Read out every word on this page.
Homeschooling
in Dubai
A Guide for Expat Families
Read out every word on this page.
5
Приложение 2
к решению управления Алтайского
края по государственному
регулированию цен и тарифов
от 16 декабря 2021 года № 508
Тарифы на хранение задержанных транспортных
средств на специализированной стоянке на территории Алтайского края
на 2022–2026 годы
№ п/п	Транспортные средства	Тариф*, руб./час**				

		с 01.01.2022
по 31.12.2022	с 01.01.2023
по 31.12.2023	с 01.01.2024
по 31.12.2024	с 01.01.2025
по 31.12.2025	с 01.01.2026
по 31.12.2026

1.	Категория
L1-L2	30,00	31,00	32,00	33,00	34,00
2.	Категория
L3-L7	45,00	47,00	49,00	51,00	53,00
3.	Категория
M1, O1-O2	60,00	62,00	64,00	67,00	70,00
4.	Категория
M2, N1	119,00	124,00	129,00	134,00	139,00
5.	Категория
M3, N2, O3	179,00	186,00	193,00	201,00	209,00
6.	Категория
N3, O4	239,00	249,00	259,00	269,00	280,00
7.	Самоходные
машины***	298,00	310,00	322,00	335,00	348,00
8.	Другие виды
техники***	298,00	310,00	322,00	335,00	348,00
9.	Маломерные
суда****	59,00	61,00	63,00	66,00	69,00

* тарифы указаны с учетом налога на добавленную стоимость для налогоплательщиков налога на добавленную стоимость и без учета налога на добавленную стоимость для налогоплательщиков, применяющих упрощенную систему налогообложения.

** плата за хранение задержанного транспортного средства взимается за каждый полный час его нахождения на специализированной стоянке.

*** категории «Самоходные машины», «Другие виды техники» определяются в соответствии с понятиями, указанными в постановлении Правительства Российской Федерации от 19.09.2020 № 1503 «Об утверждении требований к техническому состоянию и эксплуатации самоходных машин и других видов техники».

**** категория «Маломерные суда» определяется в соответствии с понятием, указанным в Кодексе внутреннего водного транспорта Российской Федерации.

**Written exercise:** Tally the lines in this data that hold the word "машины" and state only the count.

**Completed task:** 2